++++ Task data ++++

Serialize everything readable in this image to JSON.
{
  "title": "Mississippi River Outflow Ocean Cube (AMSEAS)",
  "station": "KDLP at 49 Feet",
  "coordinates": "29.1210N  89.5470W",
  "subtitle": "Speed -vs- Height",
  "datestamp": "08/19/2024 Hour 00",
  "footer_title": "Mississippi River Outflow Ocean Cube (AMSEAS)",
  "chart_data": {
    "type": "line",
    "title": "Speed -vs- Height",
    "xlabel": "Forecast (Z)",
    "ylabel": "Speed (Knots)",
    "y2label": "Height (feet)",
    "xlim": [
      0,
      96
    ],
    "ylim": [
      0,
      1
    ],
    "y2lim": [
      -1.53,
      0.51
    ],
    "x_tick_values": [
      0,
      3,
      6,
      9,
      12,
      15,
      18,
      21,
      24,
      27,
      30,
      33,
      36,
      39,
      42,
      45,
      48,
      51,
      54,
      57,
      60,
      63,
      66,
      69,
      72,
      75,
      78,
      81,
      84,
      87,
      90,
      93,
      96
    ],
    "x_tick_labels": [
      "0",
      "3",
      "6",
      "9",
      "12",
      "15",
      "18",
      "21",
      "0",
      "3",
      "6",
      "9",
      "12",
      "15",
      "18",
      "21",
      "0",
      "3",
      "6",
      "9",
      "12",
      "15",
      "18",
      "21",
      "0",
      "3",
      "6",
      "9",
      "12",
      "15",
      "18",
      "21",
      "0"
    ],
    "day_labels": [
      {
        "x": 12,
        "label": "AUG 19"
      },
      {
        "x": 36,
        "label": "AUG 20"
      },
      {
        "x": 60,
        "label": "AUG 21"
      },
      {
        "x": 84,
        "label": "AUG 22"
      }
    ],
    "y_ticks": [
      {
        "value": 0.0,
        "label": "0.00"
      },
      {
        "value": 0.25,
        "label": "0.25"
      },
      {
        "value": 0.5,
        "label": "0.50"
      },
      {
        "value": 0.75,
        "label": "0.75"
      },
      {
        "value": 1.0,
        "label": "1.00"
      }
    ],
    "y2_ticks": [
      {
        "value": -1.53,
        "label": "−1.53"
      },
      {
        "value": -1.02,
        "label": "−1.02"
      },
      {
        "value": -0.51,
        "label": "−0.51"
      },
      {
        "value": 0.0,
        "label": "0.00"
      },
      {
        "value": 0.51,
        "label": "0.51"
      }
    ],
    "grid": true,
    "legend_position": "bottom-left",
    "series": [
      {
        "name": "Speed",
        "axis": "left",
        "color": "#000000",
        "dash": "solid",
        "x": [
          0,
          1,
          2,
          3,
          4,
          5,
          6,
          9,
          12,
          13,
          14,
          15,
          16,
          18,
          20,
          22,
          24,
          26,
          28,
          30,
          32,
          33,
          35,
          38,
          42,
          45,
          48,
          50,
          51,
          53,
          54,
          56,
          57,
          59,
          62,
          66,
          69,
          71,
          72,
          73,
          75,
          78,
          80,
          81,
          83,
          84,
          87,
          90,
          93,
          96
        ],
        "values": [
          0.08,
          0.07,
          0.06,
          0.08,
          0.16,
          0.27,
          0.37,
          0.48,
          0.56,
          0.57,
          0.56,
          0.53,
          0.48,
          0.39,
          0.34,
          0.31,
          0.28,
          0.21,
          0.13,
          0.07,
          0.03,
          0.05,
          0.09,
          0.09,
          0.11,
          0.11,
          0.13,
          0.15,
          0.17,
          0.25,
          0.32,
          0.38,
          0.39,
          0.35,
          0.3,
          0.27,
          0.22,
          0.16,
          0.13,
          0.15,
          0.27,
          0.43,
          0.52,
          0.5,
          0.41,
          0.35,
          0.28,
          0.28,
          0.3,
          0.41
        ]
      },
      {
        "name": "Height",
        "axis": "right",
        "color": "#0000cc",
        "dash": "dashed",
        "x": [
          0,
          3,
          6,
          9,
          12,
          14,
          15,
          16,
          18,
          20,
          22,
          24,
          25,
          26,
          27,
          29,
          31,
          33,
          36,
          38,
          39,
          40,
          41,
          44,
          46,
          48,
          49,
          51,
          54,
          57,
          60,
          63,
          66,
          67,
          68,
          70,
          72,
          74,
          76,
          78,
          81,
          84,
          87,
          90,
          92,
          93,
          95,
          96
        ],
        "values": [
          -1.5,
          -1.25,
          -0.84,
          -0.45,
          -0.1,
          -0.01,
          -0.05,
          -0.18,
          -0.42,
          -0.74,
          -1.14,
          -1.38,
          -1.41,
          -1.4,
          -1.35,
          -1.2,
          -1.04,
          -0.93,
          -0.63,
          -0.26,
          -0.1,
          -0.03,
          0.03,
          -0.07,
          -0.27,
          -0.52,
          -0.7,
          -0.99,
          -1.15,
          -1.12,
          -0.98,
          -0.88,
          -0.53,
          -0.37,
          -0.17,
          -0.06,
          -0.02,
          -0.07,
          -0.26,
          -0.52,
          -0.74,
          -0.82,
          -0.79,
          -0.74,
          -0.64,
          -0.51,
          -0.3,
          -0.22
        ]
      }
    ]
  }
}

++++

Where does the word "Cube" appear? Return each line that holds it.

  "title": "Mississippi River Outflow Ocean Cube (AMSEAS)",
  "footer_title": "Mississippi River Outflow Ocean Cube (AMSEAS)",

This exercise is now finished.